TASK OBJECTIVE ▸ Report, as a bare number, how many lines hold "this".

** begin ENTRIES SUPPLIED **

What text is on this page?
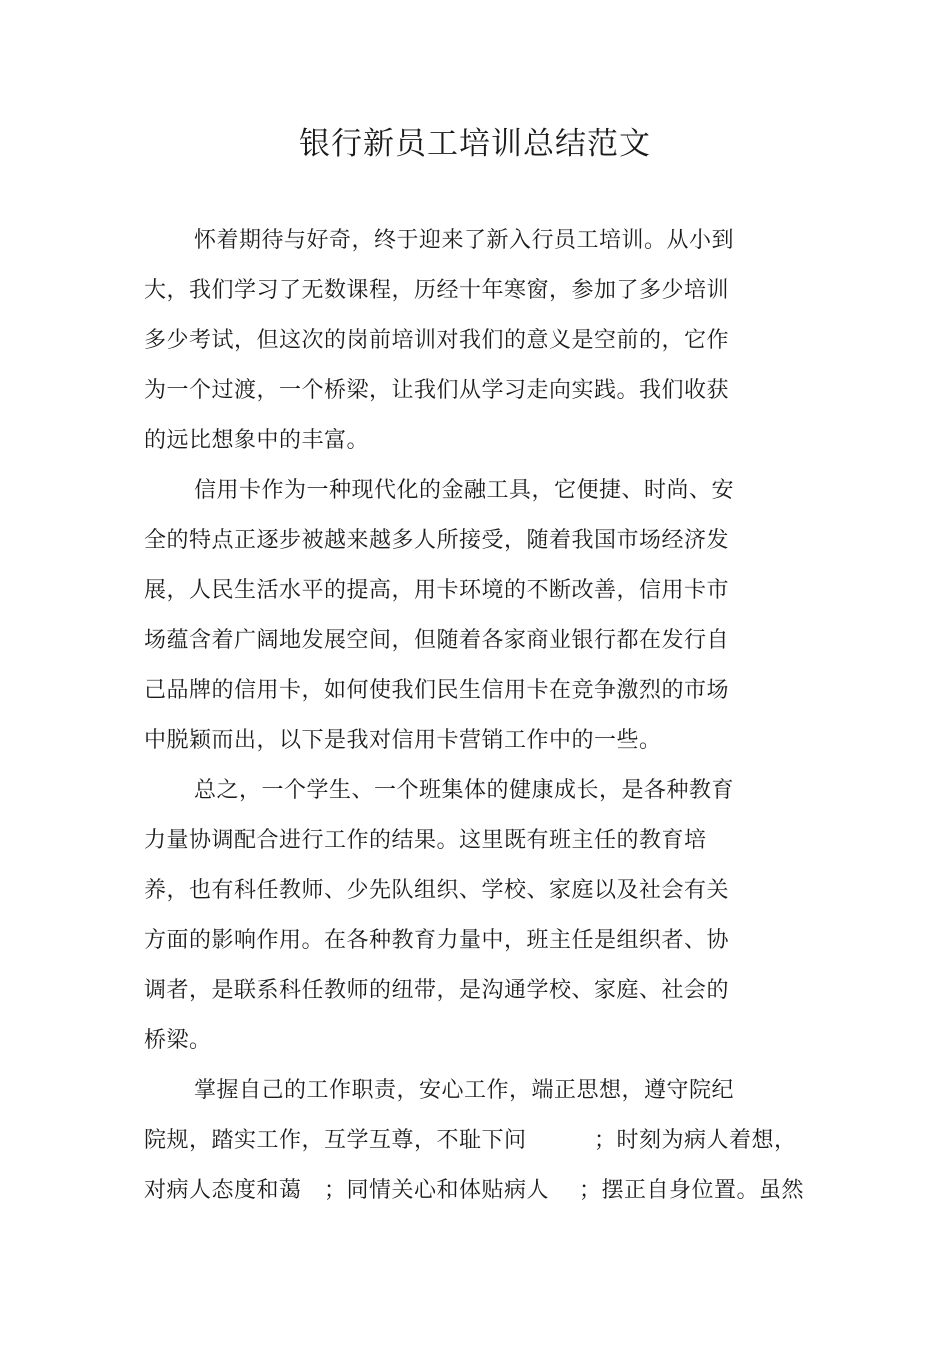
银行新员工培训总结范文

怀着期待与好奇，终于迎来了新入行员工培训。从小到

大，我们学习了无数课程，历经十年寒窗，参加了多少培训

多少考试，但这次的岗前培训对我们的意义是空前的，它作

为一个过渡，一个桥梁，让我们从学习走向实践。我们收获

的远比想象中的丰富。

信用卡作为一种现代化的金融工具，它便捷、时尚、安

全的特点正逐步被越来越多人所接受，随着我国市场经济发

展，人民生活水平的提高，用卡环境的不断改善，信用卡市

场蕴含着广阔地发展空间，但随着各家商业银行都在发行自

己品牌的信用卡，如何使我们民生信用卡在竞争激烈的市场

中脱颖而出，以下是我对信用卡营销工作中的一些。

总之，一个学生、一个班集体的健康成长，是各种教育

力量协调配合进行工作的结果。这里既有班主任的教育培

养，也有科任教师、少先队组织、学校、家庭以及社会有关

方面的影响作用。在各种教育力量中，班主任是组织者、协

调者，是联系科任教师的纽带，是沟通学校、家庭、社会的

桥梁。

掌握自己的工作职责，安心工作，端正思想，遵守院纪

院规，踏实工作，互学互尊，不耻下问         ；时刻为病人着想，

对病人态度和蔼   ；同情关心和体贴病人    ；摆正自身位置。虽然
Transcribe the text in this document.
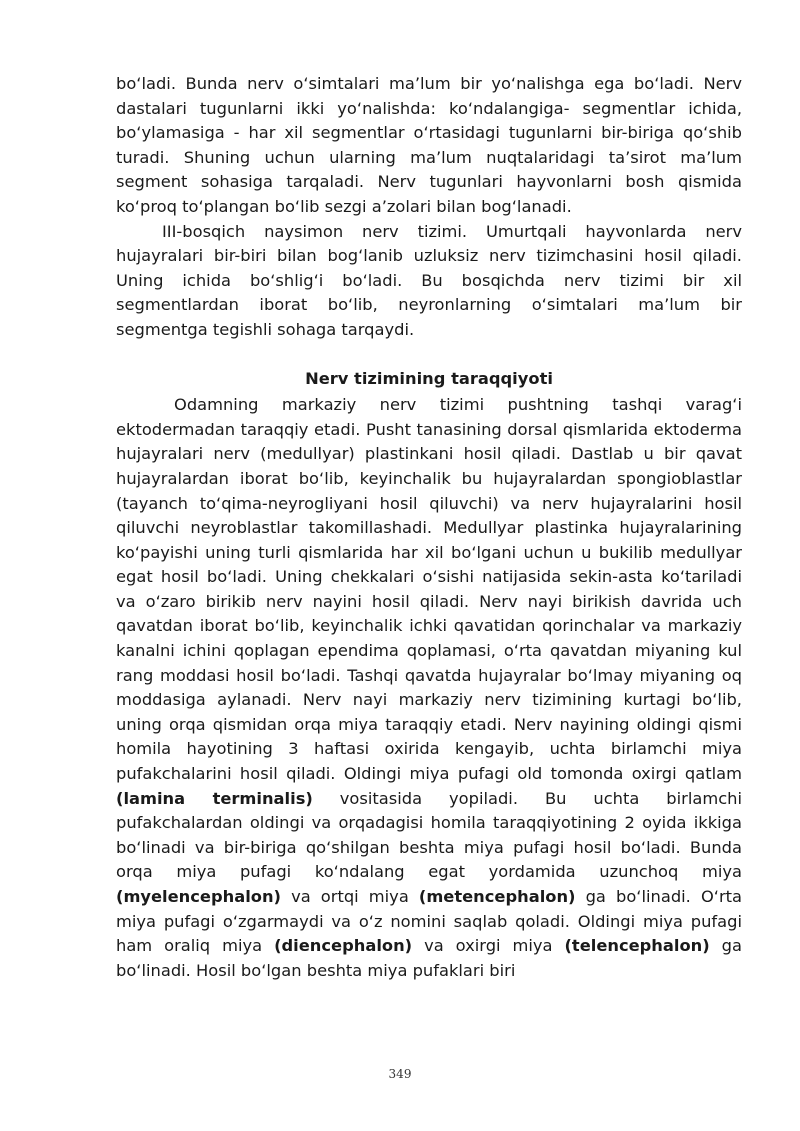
bo‘ladi. Bunda nerv o‘simtalari ma’lum bir yo‘nalishga ega bo‘ladi. Nerv dastalari tugunlarni ikki yo‘nalishda: ko‘ndalangiga- segmentlar ichida, bo‘ylamasiga - har xil segmentlar o‘rtasidagi tugunlarni bir-biriga qo‘shib turadi. Shuning uchun ularning ma’lum nuqtalaridagi ta’sirot ma’lum segment sohasiga tarqaladi. Nerv tugunlari hayvonlarni bosh qismida ko‘proq to‘plangan bo‘lib sezgi a’zolari bilan bog‘lanadi.

III-bosqich naysimon nerv tizimi. Umurtqali hayvonlarda nerv hujayralari bir-biri bilan bog‘lanib uzluksiz nerv tizimchasini hosil qiladi. Uning ichida bo‘shlig‘i bo‘ladi. Bu bosqichda nerv tizimi bir xil segmentlardan iborat bo‘lib, neyronlarning o‘simtalari ma’lum bir segmentga tegishli sohaga tarqaydi.

Nerv tizimining taraqqiyoti

Odamning markaziy nerv tizimi pushtning tashqi varag‘i ektodermadan taraqqiy etadi. Pusht tanasining dorsal qismlarida ektoderma hujayralari nerv (medullyar) plastinkani hosil qiladi. Dastlab u bir qavat hujayralardan iborat bo‘lib, keyinchalik bu hujayralardan spongioblastlar (tayanch to‘qima-neyrogliyani hosil qiluvchi) va nerv hujayralarini hosil qiluvchi neyroblastlar takomillashadi. Medullyar plastinka hujayralarining ko‘payishi uning turli qismlarida har xil bo‘lgani uchun u bukilib medullyar egat hosil bo‘ladi. Uning chekkalari o‘sishi natijasida sekin-asta ko‘tariladi va o‘zaro birikib nerv nayini hosil qiladi. Nerv nayi birikish davrida uch qavatdan iborat bo‘lib, keyinchalik ichki qavatidan qorinchalar va markaziy kanalni ichini qoplagan ependima qoplamasi, o‘rta qavatdan miyaning kul rang moddasi hosil bo‘ladi. Tashqi qavatda hujayralar bo‘lmay miyaning oq moddasiga aylanadi. Nerv nayi markaziy nerv tizimining kurtagi bo‘lib, uning orqa qismidan orqa miya taraqqiy etadi. Nerv nayining oldingi qismi homila hayotining 3 haftasi oxirida kengayib, uchta birlamchi miya pufakchalarini hosil qiladi. Oldingi miya pufagi old tomonda oxirgi qatlam (lamina terminalis) vositasida yopiladi. Bu uchta birlamchi pufakchalardan oldingi va orqadagisi homila taraqqiyotining 2 oyida ikkiga bo‘linadi va bir-biriga qo‘shilgan beshta miya pufagi hosil bo‘ladi. Bunda orqa miya pufagi ko‘ndalang egat yordamida uzunchoq miya (myelencephalon) va ortqi miya (metencephalon) ga bo‘linadi. O‘rta miya pufagi o‘zgarmaydi va o‘z nomini saqlab qoladi. Oldingi miya pufagi ham oraliq miya (diencephalon) va oxirgi miya (telencephalon) ga bo‘linadi. Hosil bo‘lgan beshta miya pufaklari biri

349
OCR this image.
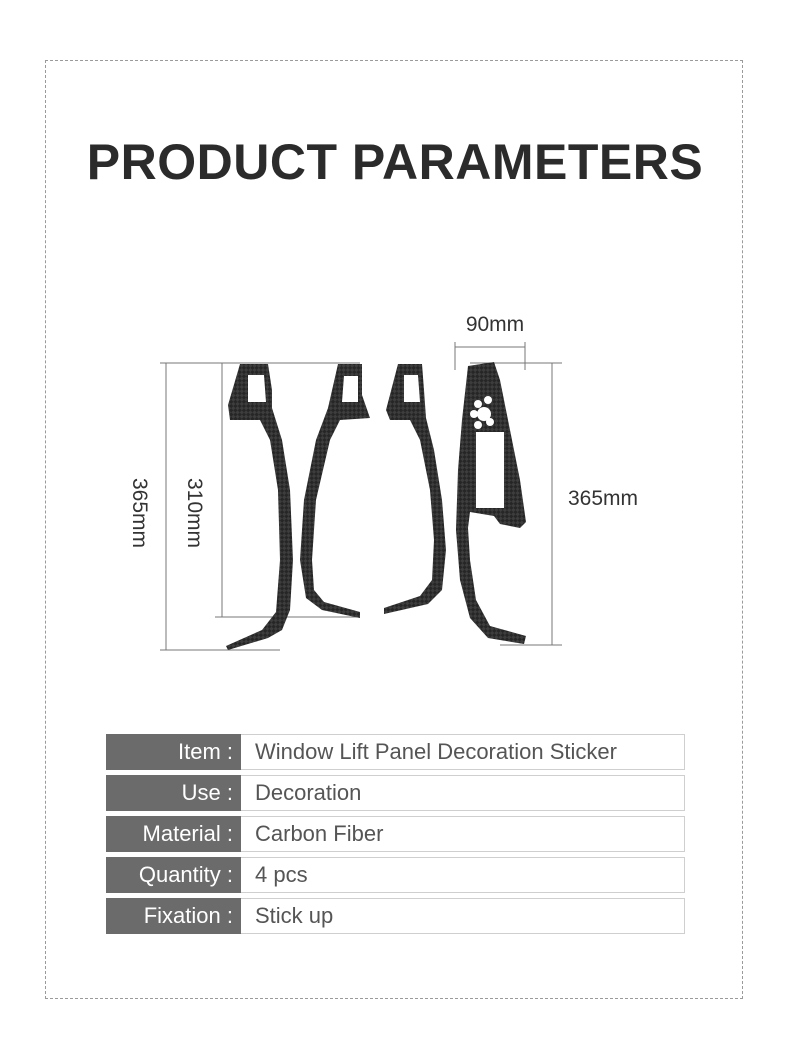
PRODUCT PARAMETERS
90mm
365mm
365mm 310mm
Item :	Window Lift Panel Decoration Sticker
Use :	Decoration
Material :	Carbon Fiber
Quantity :	4 pcs
Fixation :	Stick up
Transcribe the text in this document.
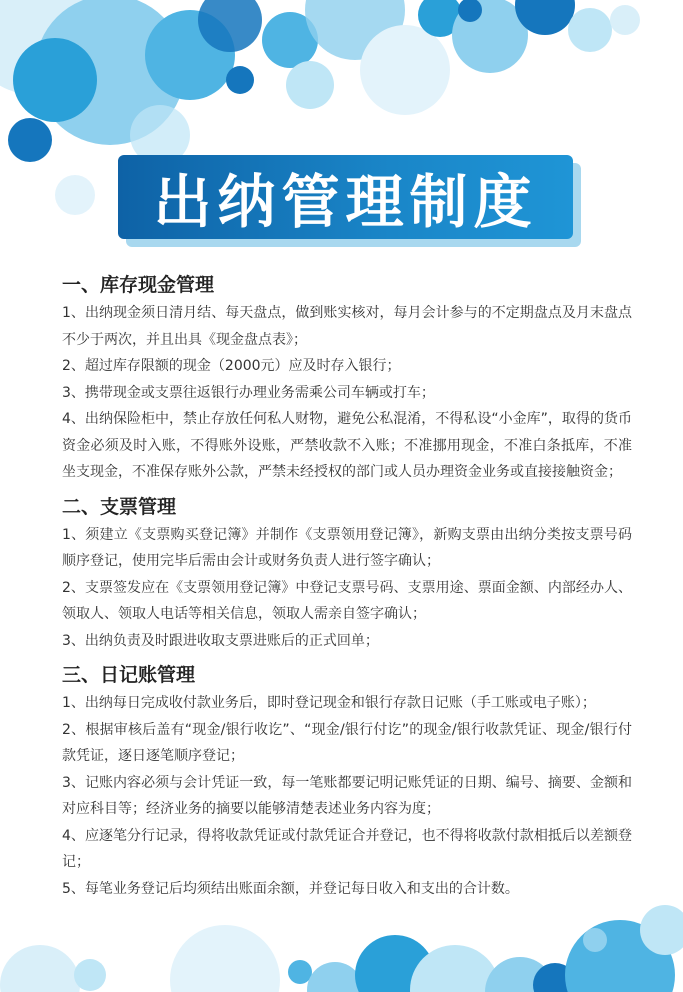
出纳管理制度
一、库存现金管理

1、出纳现金须日清月结、每天盘点，做到账实核对，每月会计参与的不定期盘点及月末盘点不少于两次，并且出具《现金盘点表》；

2、超过库存限额的现金（2000元）应及时存入银行；

3、携带现金或支票往返银行办理业务需乘公司车辆或打车；

4、出纳保险柜中，禁止存放任何私人财物，避免公私混淆，不得私设“小金库”，取得的货币资金必须及时入账，不得账外设账，严禁收款不入账；不准挪用现金，不准白条抵库，不准坐支现金，不准保存账外公款，严禁未经授权的部门或人员办理资金业务或直接接触资金；

二、支票管理

1、须建立《支票购买登记簿》并制作《支票领用登记簿》，新购支票由出纳分类按支票号码顺序登记，使用完毕后需由会计或财务负责人进行签字确认；

2、支票签发应在《支票领用登记簿》中登记支票号码、支票用途、票面金额、内部经办人、领取人、领取人电话等相关信息，领取人需亲自签字确认；

3、出纳负责及时跟进收取支票进账后的正式回单；

三、日记账管理

1、出纳每日完成收付款业务后，即时登记现金和银行存款日记账（手工账或电子账）；

2、根据审核后盖有“现金/银行收讫”、“现金/银行付讫”的现金/银行收款凭证、现金/银行付款凭证，逐日逐笔顺序登记；

3、记账内容必须与会计凭证一致，每一笔账都要记明记账凭证的日期、编号、摘要、金额和对应科目等；经济业务的摘要以能够清楚表述业务内容为度；

4、应逐笔分行记录，得将收款凭证或付款凭证合并登记，也不得将收款付款相抵后以差额登记；

5、每笔业务登记后均须结出账面余额，并登记每日收入和支出的合计数。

** end ENTRIES SUPPLIED **

CORRECT RESULT ▸ 4